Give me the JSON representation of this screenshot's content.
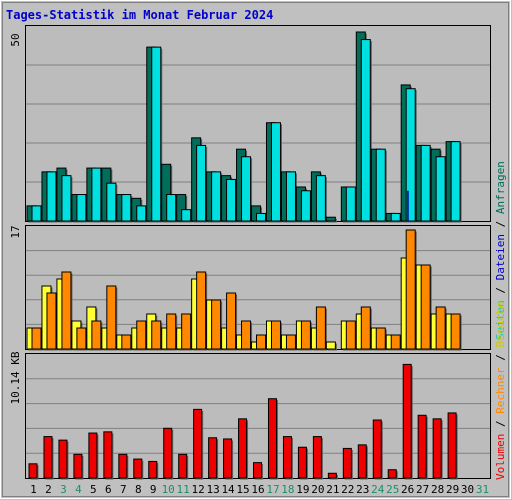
{
  "title": "Tages-Statistik im Monat Februar 2024",
  "colors": {
    "background": "#c0c0c0",
    "plot_background": "#bcbcbc",
    "grid": "#808080",
    "title": "#0000cc",
    "hits": "#006e5a",
    "files": "#0000aa",
    "pages": "#00e0e0",
    "visits": "#ffff33",
    "sites": "#ff8800",
    "kbytes": "#ee0000",
    "text": "#000000",
    "day_green": "#1a8f6c"
  },
  "legend_right": {
    "anfragen": "Anfragen",
    "dateien": "Dateien",
    "seiten": "Seiten",
    "sep": " / "
  },
  "legend_left": {
    "besuche": "Besuche",
    "rechner": "Rechner",
    "volumen": "Volumen",
    "sep": " / "
  },
  "chart_data": [
    {
      "type": "bar",
      "panel": "top",
      "ymax_label": "50",
      "ylim": [
        0,
        50
      ],
      "x": [
        1,
        2,
        3,
        4,
        5,
        6,
        7,
        8,
        9,
        10,
        11,
        12,
        13,
        14,
        15,
        16,
        17,
        18,
        19,
        20,
        21,
        22,
        23,
        24,
        25,
        26,
        27,
        28,
        29,
        30,
        31
      ],
      "series": [
        {
          "name": "Anfragen",
          "values": [
            4,
            13,
            14,
            7,
            14,
            14,
            7,
            6,
            46,
            15,
            7,
            22,
            13,
            12,
            19,
            4,
            26,
            13,
            9,
            13,
            1,
            9,
            50,
            19,
            2,
            36,
            20,
            19,
            21,
            0,
            0
          ]
        },
        {
          "name": "Dateien",
          "values": [
            4,
            13,
            12,
            7,
            14,
            10,
            7,
            4,
            46,
            7,
            3,
            20,
            13,
            11,
            17,
            2,
            26,
            13,
            8,
            12,
            0,
            9,
            48,
            19,
            2,
            8,
            20,
            17,
            21,
            0,
            0
          ]
        },
        {
          "name": "Seiten",
          "values": [
            4,
            13,
            12,
            7,
            14,
            10,
            7,
            4,
            46,
            7,
            3,
            20,
            13,
            11,
            17,
            2,
            26,
            13,
            8,
            12,
            0,
            9,
            48,
            19,
            2,
            35,
            20,
            17,
            21,
            0,
            0
          ]
        }
      ]
    },
    {
      "type": "bar",
      "panel": "middle",
      "ymax_label": "17",
      "ylim": [
        0,
        17
      ],
      "x": [
        1,
        2,
        3,
        4,
        5,
        6,
        7,
        8,
        9,
        10,
        11,
        12,
        13,
        14,
        15,
        16,
        17,
        18,
        19,
        20,
        21,
        22,
        23,
        24,
        25,
        26,
        27,
        28,
        29,
        30,
        31
      ],
      "series": [
        {
          "name": "Besuche",
          "values": [
            3,
            9,
            10,
            4,
            6,
            3,
            2,
            3,
            5,
            3,
            3,
            10,
            7,
            3,
            2,
            1,
            4,
            2,
            4,
            3,
            1,
            4,
            5,
            3,
            2,
            13,
            12,
            5,
            5,
            0,
            0
          ]
        },
        {
          "name": "Rechner",
          "values": [
            3,
            8,
            11,
            3,
            4,
            9,
            2,
            4,
            4,
            5,
            5,
            11,
            7,
            8,
            4,
            2,
            4,
            2,
            4,
            6,
            0,
            4,
            6,
            3,
            2,
            17,
            12,
            6,
            5,
            0,
            0
          ]
        }
      ]
    },
    {
      "type": "bar",
      "panel": "bottom",
      "ymax_label": "10.14 KB",
      "ylim": [
        0,
        10.14
      ],
      "x": [
        1,
        2,
        3,
        4,
        5,
        6,
        7,
        8,
        9,
        10,
        11,
        12,
        13,
        14,
        15,
        16,
        17,
        18,
        19,
        20,
        21,
        22,
        23,
        24,
        25,
        26,
        27,
        28,
        29,
        30,
        31
      ],
      "series": [
        {
          "name": "Volumen",
          "values": [
            1.2,
            3.5,
            3.2,
            2.0,
            3.8,
            3.9,
            2.0,
            1.6,
            1.4,
            4.2,
            2.0,
            5.8,
            3.4,
            3.3,
            5.0,
            1.3,
            6.7,
            3.5,
            2.6,
            3.5,
            0.4,
            2.5,
            2.8,
            4.9,
            0.7,
            9.6,
            5.3,
            5.0,
            5.5,
            0,
            0
          ]
        }
      ]
    }
  ],
  "day_labels": [
    "1",
    "2",
    "3",
    "4",
    "5",
    "6",
    "7",
    "8",
    "9",
    "10",
    "11",
    "12",
    "13",
    "14",
    "15",
    "16",
    "17",
    "18",
    "19",
    "20",
    "21",
    "22",
    "23",
    "24",
    "25",
    "26",
    "27",
    "28",
    "29",
    "30",
    "31"
  ],
  "weekend_days": [
    3,
    4,
    10,
    11,
    17,
    18,
    24,
    25,
    31
  ]
}
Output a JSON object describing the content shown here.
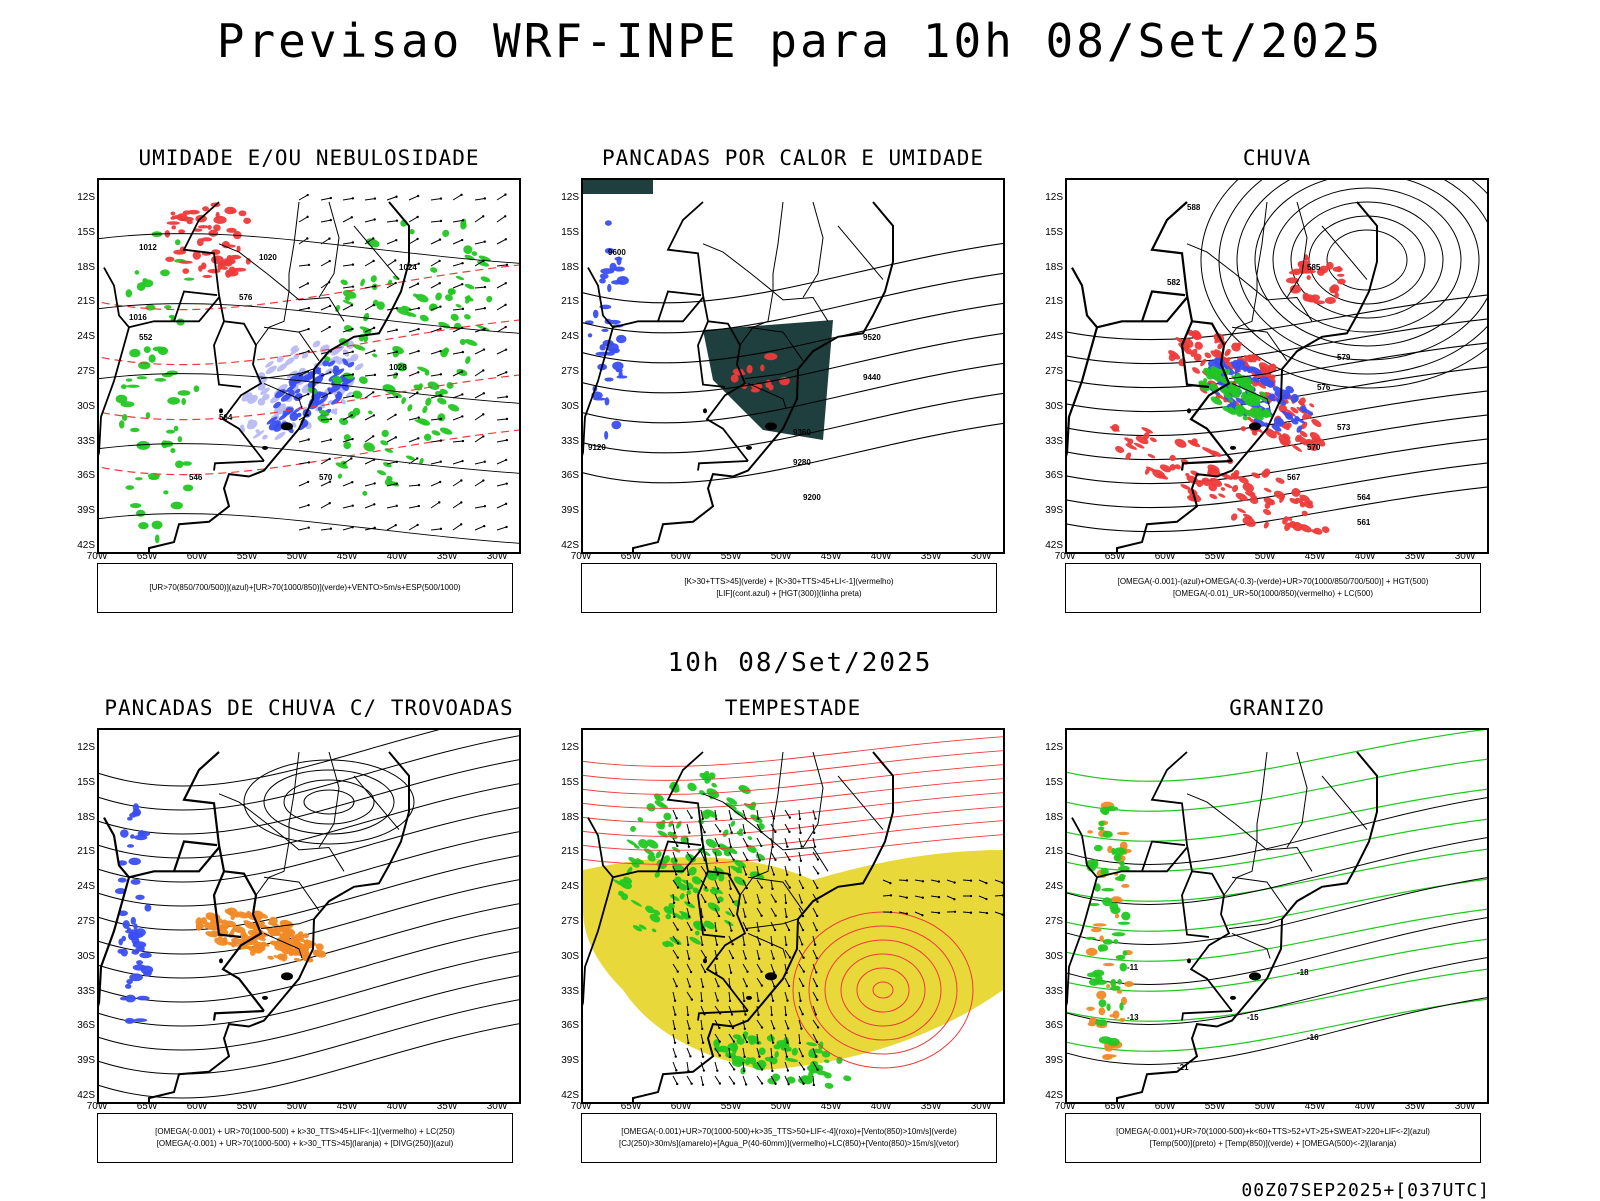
{
  "header": {
    "title": "Previsao WRF-INPE  para 10h 08/Set/2025"
  },
  "middle_title": "10h 08/Set/2025",
  "footer": "00Z07SEP2025+[037UTC]",
  "axes": {
    "lat_labels": [
      "12S",
      "15S",
      "18S",
      "21S",
      "24S",
      "27S",
      "30S",
      "33S",
      "36S",
      "39S",
      "42S"
    ],
    "lon_labels": [
      "70W",
      "65W",
      "60W",
      "55W",
      "50W",
      "45W",
      "40W",
      "35W",
      "30W"
    ]
  },
  "colors": {
    "green": "#22c722",
    "blue": "#3a4ef0",
    "light_blue": "#b7b9f3",
    "red": "#ee3a3a",
    "dark_teal": "#1f3f3f",
    "orange": "#f08a26",
    "yellow": "#e9d83a"
  },
  "panels": [
    {
      "title": "UMIDADE E/OU NEBULOSIDADE",
      "legend": [
        "[UR>70(850/700/500)](azul)+[UR>70(1000/850)](verde)+VENTO>5m/s+ESP(500/1000)"
      ],
      "contour_labels": [
        "1012",
        "1016",
        "1020",
        "1024",
        "1028",
        "576",
        "564",
        "552",
        "546",
        "570"
      ]
    },
    {
      "title": "PANCADAS POR CALOR E UMIDADE",
      "legend": [
        "[K>30+TTS>45](verde) + [K>30+TTS>45+LI<-1](vermelho)",
        "[LIF](cont.azul) + [HGT(300)](linha preta)"
      ],
      "contour_labels": [
        "9600",
        "9520",
        "9440",
        "9360",
        "9280",
        "9200",
        "9120"
      ]
    },
    {
      "title": "CHUVA",
      "legend": [
        "[OMEGA(-0.001)-(azul)+OMEGA(-0.3)-(verde)+UR>70(1000/850/700/500)] + HGT(500)",
        "[OMEGA(-0.01)_UR>50(1000/850)(vermelho) + LC(500)"
      ],
      "contour_labels": [
        "588",
        "585",
        "582",
        "579",
        "576",
        "573",
        "570",
        "567",
        "564",
        "561"
      ]
    },
    {
      "title": "PANCADAS DE CHUVA C/ TROVOADAS",
      "legend": [
        "[OMEGA(-0.001) + UR>70(1000-500) + k>30_TTS>45+LIF<-1](vermelho) + LC(250)",
        "[OMEGA(-0.001) + UR>70(1000-500) + k>30_TTS>45](laranja) + [DIVG(250)](azul)"
      ],
      "contour_labels": []
    },
    {
      "title": "TEMPESTADE",
      "legend": [
        "[OMEGA(-0.001)+UR>70(1000-500)+k>35_TTS>50+LIF<-4](roxo)+[Vento(850)>10m/s](verde)",
        "[CJ(250)>30m/s](amarelo)+[Agua_P(40-60mm)](vermelho)+LC(850)+[Vento(850)>15m/s](vetor)"
      ],
      "contour_labels": []
    },
    {
      "title": "GRANIZO",
      "legend": [
        "[OMEGA(-0.001)+UR>70(1000-500)+k<60+TTS>52+VT>25+SWEAT>220+LIF<-2](azul)",
        "[Temp(500)](preto) + [Temp(850)](verde) + [OMEGA(500)<-2](laranja)"
      ],
      "contour_labels": [
        "-11",
        "-13",
        "-15",
        "-16",
        "-18",
        "-21"
      ]
    }
  ]
}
═══
**Task**
Copy down every line of the material above that includes the string "laranja".

**Solution for this problem**
        "[OMEGA(-0.001) + UR>70(1000-500) + k>30_TTS>45](laranja) + [DIVG(250)](azul)"
        "[Temp(500)](preto) + [Temp(850)](verde) + [OMEGA(500)<-2](laranja)"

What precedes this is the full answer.